**Given exercise**
Give only the number of lines in the records that include the string "Karnofsky".
[BEGIN Records for this task]
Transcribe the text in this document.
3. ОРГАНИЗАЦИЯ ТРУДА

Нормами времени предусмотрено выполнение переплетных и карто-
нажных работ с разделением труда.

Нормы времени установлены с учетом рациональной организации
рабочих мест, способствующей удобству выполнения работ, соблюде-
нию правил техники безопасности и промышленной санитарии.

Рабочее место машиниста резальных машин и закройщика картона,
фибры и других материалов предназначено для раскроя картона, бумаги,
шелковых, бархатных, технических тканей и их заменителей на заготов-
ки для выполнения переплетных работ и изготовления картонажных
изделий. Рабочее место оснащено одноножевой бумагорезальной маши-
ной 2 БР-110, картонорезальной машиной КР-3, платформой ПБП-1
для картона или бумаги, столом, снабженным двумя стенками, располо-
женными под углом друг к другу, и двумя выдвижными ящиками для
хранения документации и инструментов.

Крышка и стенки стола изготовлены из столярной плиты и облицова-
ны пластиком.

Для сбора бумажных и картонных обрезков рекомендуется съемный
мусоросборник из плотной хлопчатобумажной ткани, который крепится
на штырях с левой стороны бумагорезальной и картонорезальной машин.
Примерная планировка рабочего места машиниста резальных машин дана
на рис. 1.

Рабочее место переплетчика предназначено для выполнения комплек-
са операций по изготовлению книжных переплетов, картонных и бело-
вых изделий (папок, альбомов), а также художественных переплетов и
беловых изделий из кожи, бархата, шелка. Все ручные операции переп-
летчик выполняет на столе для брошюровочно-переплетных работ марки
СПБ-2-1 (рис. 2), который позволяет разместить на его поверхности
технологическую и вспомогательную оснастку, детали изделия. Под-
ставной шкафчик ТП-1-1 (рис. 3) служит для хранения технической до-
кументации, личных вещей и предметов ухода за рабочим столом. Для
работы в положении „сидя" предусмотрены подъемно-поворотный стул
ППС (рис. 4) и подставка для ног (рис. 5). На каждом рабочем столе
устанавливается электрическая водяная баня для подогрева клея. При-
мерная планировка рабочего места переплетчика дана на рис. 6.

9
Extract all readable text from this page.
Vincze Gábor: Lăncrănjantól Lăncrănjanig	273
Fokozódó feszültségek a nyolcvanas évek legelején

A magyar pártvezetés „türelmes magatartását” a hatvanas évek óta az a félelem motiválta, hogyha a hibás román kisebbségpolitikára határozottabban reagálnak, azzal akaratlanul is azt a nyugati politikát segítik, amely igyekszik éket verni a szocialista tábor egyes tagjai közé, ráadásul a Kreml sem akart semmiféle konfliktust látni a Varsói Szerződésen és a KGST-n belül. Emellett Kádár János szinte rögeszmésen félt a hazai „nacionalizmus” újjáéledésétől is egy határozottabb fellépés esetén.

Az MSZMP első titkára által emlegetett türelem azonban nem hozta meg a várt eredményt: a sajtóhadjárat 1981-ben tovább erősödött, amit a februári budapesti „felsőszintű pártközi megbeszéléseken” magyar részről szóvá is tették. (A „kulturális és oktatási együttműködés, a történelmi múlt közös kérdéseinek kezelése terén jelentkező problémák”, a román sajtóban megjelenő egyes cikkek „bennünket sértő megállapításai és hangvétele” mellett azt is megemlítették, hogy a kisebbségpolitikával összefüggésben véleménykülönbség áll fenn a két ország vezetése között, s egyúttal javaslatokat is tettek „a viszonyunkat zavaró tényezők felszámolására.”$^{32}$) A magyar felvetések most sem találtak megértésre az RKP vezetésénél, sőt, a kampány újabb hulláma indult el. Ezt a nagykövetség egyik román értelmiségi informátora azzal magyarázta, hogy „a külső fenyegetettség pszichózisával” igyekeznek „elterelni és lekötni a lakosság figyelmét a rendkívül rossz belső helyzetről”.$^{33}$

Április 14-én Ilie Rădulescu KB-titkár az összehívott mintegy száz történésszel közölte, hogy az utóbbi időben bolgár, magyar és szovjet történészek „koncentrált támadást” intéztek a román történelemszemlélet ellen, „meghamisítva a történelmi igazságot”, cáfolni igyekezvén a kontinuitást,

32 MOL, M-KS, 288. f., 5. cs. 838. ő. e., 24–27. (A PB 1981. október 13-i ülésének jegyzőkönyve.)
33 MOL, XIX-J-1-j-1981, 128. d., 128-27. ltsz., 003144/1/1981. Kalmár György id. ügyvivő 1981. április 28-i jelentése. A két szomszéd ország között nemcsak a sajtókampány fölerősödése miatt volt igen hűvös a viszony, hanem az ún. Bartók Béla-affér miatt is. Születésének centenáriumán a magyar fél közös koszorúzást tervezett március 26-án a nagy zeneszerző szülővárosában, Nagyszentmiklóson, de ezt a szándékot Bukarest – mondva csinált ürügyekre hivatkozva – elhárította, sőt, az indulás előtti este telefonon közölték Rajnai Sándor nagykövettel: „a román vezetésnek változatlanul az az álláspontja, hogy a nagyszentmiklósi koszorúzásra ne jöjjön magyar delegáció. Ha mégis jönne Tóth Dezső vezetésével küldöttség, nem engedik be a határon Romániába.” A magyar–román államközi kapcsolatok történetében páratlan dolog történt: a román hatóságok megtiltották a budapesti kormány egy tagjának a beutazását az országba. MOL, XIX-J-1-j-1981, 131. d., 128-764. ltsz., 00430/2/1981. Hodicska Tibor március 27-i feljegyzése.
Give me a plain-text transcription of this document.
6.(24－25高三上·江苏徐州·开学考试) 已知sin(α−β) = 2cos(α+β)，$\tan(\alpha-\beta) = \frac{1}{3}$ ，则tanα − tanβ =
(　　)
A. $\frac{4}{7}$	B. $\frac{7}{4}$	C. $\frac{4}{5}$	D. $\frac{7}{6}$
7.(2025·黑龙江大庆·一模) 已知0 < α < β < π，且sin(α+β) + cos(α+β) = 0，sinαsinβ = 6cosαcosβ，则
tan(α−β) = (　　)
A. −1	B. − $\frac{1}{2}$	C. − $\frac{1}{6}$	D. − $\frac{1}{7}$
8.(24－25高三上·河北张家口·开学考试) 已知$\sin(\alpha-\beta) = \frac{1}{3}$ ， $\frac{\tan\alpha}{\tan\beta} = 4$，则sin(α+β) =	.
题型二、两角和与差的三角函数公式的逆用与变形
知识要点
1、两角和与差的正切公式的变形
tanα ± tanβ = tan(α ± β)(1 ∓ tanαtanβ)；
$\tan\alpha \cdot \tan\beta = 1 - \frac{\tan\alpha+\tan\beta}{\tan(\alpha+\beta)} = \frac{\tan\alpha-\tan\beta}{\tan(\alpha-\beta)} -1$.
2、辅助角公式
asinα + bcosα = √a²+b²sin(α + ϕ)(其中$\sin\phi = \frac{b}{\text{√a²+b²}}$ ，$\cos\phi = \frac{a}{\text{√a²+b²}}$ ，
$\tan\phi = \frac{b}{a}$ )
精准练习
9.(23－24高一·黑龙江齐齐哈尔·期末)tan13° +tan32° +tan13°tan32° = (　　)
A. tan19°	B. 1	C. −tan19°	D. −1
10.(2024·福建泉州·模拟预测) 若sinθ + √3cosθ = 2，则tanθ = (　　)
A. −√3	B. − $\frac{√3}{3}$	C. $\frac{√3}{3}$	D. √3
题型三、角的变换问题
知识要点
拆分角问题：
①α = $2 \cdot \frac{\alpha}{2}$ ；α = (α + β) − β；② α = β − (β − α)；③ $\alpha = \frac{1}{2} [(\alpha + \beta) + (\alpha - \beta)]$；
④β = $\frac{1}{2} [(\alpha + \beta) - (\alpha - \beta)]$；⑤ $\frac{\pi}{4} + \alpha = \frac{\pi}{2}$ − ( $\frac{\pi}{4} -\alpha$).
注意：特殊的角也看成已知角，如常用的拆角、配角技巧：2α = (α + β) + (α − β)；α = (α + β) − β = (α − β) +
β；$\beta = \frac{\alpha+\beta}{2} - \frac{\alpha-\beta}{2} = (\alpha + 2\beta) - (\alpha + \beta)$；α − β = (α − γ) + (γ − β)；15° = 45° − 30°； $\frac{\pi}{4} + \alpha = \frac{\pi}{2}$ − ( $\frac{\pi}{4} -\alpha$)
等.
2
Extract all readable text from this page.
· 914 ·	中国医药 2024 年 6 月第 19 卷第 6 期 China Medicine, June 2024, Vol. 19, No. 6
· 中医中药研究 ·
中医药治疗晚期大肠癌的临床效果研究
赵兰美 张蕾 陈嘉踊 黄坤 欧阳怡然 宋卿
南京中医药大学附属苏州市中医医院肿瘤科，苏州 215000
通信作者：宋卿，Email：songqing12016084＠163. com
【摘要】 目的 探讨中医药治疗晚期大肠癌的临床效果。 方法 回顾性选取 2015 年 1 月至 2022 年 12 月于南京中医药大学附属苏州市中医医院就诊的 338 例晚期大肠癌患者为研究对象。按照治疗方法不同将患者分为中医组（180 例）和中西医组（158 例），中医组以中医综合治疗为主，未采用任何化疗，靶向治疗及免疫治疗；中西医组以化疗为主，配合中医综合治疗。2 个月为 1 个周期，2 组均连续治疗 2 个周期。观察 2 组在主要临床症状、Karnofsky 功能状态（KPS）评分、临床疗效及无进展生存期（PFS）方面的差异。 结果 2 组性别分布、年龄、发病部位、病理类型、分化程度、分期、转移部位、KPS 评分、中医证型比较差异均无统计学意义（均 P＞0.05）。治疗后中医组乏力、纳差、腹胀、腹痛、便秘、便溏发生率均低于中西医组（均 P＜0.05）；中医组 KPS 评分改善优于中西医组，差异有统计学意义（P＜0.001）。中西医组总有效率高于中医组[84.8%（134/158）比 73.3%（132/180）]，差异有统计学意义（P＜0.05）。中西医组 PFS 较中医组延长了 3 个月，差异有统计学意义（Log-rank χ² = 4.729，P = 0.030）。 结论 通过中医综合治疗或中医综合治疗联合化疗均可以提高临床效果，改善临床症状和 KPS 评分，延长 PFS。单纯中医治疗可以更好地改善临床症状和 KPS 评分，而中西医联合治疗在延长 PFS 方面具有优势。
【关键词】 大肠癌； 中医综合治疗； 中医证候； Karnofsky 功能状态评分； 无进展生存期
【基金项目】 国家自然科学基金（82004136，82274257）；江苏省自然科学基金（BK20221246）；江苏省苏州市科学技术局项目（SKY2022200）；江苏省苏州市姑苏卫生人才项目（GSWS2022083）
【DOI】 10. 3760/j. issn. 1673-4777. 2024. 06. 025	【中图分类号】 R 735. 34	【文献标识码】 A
[END Records for this task]
**Final answer**
2